**Dataset:**
....
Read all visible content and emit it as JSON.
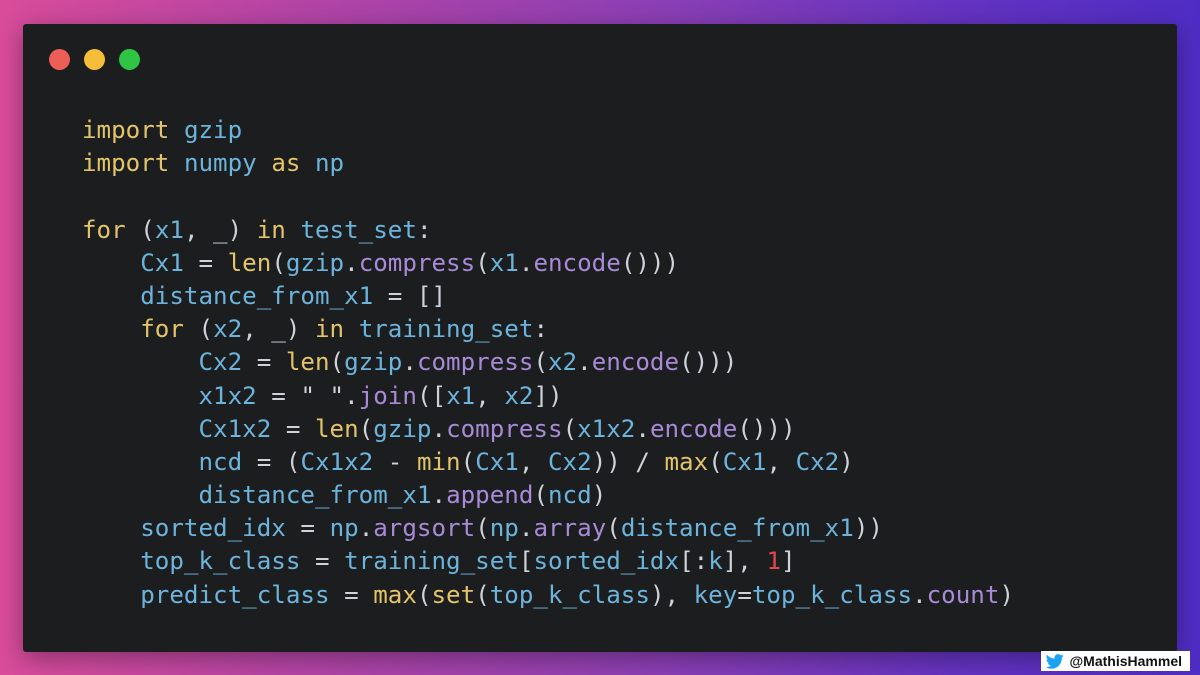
{
  "window": {
    "traffic_lights": [
      {
        "name": "close",
        "color": "#ed5f56"
      },
      {
        "name": "minimize",
        "color": "#f4bd3a"
      },
      {
        "name": "zoom",
        "color": "#2fc443"
      }
    ]
  },
  "code": {
    "lines": [
      [
        {
          "t": "import",
          "c": "kw"
        },
        {
          "t": " ",
          "c": "pn"
        },
        {
          "t": "gzip",
          "c": "id"
        }
      ],
      [
        {
          "t": "import",
          "c": "kw"
        },
        {
          "t": " ",
          "c": "pn"
        },
        {
          "t": "numpy",
          "c": "id"
        },
        {
          "t": " ",
          "c": "pn"
        },
        {
          "t": "as",
          "c": "kw"
        },
        {
          "t": " ",
          "c": "pn"
        },
        {
          "t": "np",
          "c": "id"
        }
      ],
      [],
      [
        {
          "t": "for",
          "c": "kw"
        },
        {
          "t": " (",
          "c": "pn"
        },
        {
          "t": "x1",
          "c": "id"
        },
        {
          "t": ", _) ",
          "c": "pn"
        },
        {
          "t": "in",
          "c": "kw"
        },
        {
          "t": " ",
          "c": "pn"
        },
        {
          "t": "test_set",
          "c": "id"
        },
        {
          "t": ":",
          "c": "pn"
        }
      ],
      [
        {
          "t": "    ",
          "c": "pn"
        },
        {
          "t": "Cx1",
          "c": "id"
        },
        {
          "t": " = ",
          "c": "pn"
        },
        {
          "t": "len",
          "c": "kw"
        },
        {
          "t": "(",
          "c": "pn"
        },
        {
          "t": "gzip",
          "c": "id"
        },
        {
          "t": ".",
          "c": "pn"
        },
        {
          "t": "compress",
          "c": "fn"
        },
        {
          "t": "(",
          "c": "pn"
        },
        {
          "t": "x1",
          "c": "id"
        },
        {
          "t": ".",
          "c": "pn"
        },
        {
          "t": "encode",
          "c": "fn"
        },
        {
          "t": "()))",
          "c": "pn"
        }
      ],
      [
        {
          "t": "    ",
          "c": "pn"
        },
        {
          "t": "distance_from_x1",
          "c": "id"
        },
        {
          "t": " = []",
          "c": "pn"
        }
      ],
      [
        {
          "t": "    ",
          "c": "pn"
        },
        {
          "t": "for",
          "c": "kw"
        },
        {
          "t": " (",
          "c": "pn"
        },
        {
          "t": "x2",
          "c": "id"
        },
        {
          "t": ", _) ",
          "c": "pn"
        },
        {
          "t": "in",
          "c": "kw"
        },
        {
          "t": " ",
          "c": "pn"
        },
        {
          "t": "training_set",
          "c": "id"
        },
        {
          "t": ":",
          "c": "pn"
        }
      ],
      [
        {
          "t": "        ",
          "c": "pn"
        },
        {
          "t": "Cx2",
          "c": "id"
        },
        {
          "t": " = ",
          "c": "pn"
        },
        {
          "t": "len",
          "c": "kw"
        },
        {
          "t": "(",
          "c": "pn"
        },
        {
          "t": "gzip",
          "c": "id"
        },
        {
          "t": ".",
          "c": "pn"
        },
        {
          "t": "compress",
          "c": "fn"
        },
        {
          "t": "(",
          "c": "pn"
        },
        {
          "t": "x2",
          "c": "id"
        },
        {
          "t": ".",
          "c": "pn"
        },
        {
          "t": "encode",
          "c": "fn"
        },
        {
          "t": "()))",
          "c": "pn"
        }
      ],
      [
        {
          "t": "        ",
          "c": "pn"
        },
        {
          "t": "x1x2",
          "c": "id"
        },
        {
          "t": " = ",
          "c": "pn"
        },
        {
          "t": "\" \"",
          "c": "st"
        },
        {
          "t": ".",
          "c": "pn"
        },
        {
          "t": "join",
          "c": "fn"
        },
        {
          "t": "([",
          "c": "pn"
        },
        {
          "t": "x1",
          "c": "id"
        },
        {
          "t": ", ",
          "c": "pn"
        },
        {
          "t": "x2",
          "c": "id"
        },
        {
          "t": "])",
          "c": "pn"
        }
      ],
      [
        {
          "t": "        ",
          "c": "pn"
        },
        {
          "t": "Cx1x2",
          "c": "id"
        },
        {
          "t": " = ",
          "c": "pn"
        },
        {
          "t": "len",
          "c": "kw"
        },
        {
          "t": "(",
          "c": "pn"
        },
        {
          "t": "gzip",
          "c": "id"
        },
        {
          "t": ".",
          "c": "pn"
        },
        {
          "t": "compress",
          "c": "fn"
        },
        {
          "t": "(",
          "c": "pn"
        },
        {
          "t": "x1x2",
          "c": "id"
        },
        {
          "t": ".",
          "c": "pn"
        },
        {
          "t": "encode",
          "c": "fn"
        },
        {
          "t": "()))",
          "c": "pn"
        }
      ],
      [
        {
          "t": "        ",
          "c": "pn"
        },
        {
          "t": "ncd",
          "c": "id"
        },
        {
          "t": " = (",
          "c": "pn"
        },
        {
          "t": "Cx1x2",
          "c": "id"
        },
        {
          "t": " - ",
          "c": "pn"
        },
        {
          "t": "min",
          "c": "kw"
        },
        {
          "t": "(",
          "c": "pn"
        },
        {
          "t": "Cx1",
          "c": "id"
        },
        {
          "t": ", ",
          "c": "pn"
        },
        {
          "t": "Cx2",
          "c": "id"
        },
        {
          "t": ")) / ",
          "c": "pn"
        },
        {
          "t": "max",
          "c": "kw"
        },
        {
          "t": "(",
          "c": "pn"
        },
        {
          "t": "Cx1",
          "c": "id"
        },
        {
          "t": ", ",
          "c": "pn"
        },
        {
          "t": "Cx2",
          "c": "id"
        },
        {
          "t": ")",
          "c": "pn"
        }
      ],
      [
        {
          "t": "        ",
          "c": "pn"
        },
        {
          "t": "distance_from_x1",
          "c": "id"
        },
        {
          "t": ".",
          "c": "pn"
        },
        {
          "t": "append",
          "c": "fn"
        },
        {
          "t": "(",
          "c": "pn"
        },
        {
          "t": "ncd",
          "c": "id"
        },
        {
          "t": ")",
          "c": "pn"
        }
      ],
      [
        {
          "t": "    ",
          "c": "pn"
        },
        {
          "t": "sorted_idx",
          "c": "id"
        },
        {
          "t": " = ",
          "c": "pn"
        },
        {
          "t": "np",
          "c": "id"
        },
        {
          "t": ".",
          "c": "pn"
        },
        {
          "t": "argsort",
          "c": "fn"
        },
        {
          "t": "(",
          "c": "pn"
        },
        {
          "t": "np",
          "c": "id"
        },
        {
          "t": ".",
          "c": "pn"
        },
        {
          "t": "array",
          "c": "fn"
        },
        {
          "t": "(",
          "c": "pn"
        },
        {
          "t": "distance_from_x1",
          "c": "id"
        },
        {
          "t": "))",
          "c": "pn"
        }
      ],
      [
        {
          "t": "    ",
          "c": "pn"
        },
        {
          "t": "top_k_class",
          "c": "id"
        },
        {
          "t": " = ",
          "c": "pn"
        },
        {
          "t": "training_set",
          "c": "id"
        },
        {
          "t": "[",
          "c": "pn"
        },
        {
          "t": "sorted_idx",
          "c": "id"
        },
        {
          "t": "[:",
          "c": "pn"
        },
        {
          "t": "k",
          "c": "id"
        },
        {
          "t": "], ",
          "c": "pn"
        },
        {
          "t": "1",
          "c": "nm"
        },
        {
          "t": "]",
          "c": "pn"
        }
      ],
      [
        {
          "t": "    ",
          "c": "pn"
        },
        {
          "t": "predict_class",
          "c": "id"
        },
        {
          "t": " = ",
          "c": "pn"
        },
        {
          "t": "max",
          "c": "kw"
        },
        {
          "t": "(",
          "c": "pn"
        },
        {
          "t": "set",
          "c": "kw"
        },
        {
          "t": "(",
          "c": "pn"
        },
        {
          "t": "top_k_class",
          "c": "id"
        },
        {
          "t": "), ",
          "c": "pn"
        },
        {
          "t": "key",
          "c": "id"
        },
        {
          "t": "=",
          "c": "pn"
        },
        {
          "t": "top_k_class",
          "c": "id"
        },
        {
          "t": ".",
          "c": "pn"
        },
        {
          "t": "count",
          "c": "fn"
        },
        {
          "t": ")",
          "c": "pn"
        }
      ]
    ]
  },
  "credit": {
    "icon": "twitter-bird-icon",
    "handle": "@MathisHammel"
  }
}
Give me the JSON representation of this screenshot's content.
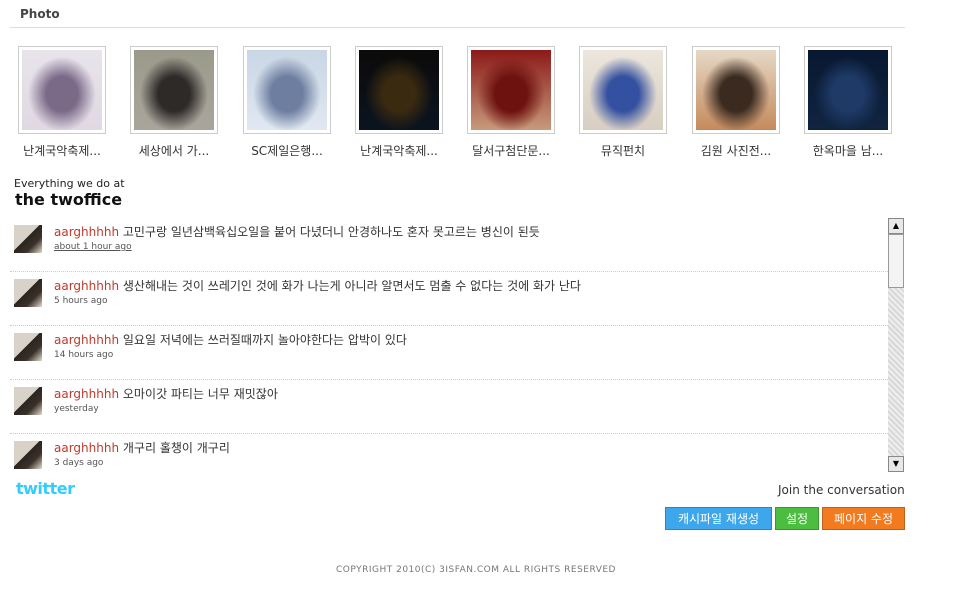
....
Copy every line of the entries above in which "content" occurs.

Read all visible content and emit it as JSON.
Give me the JSON representation of this screenshot's content.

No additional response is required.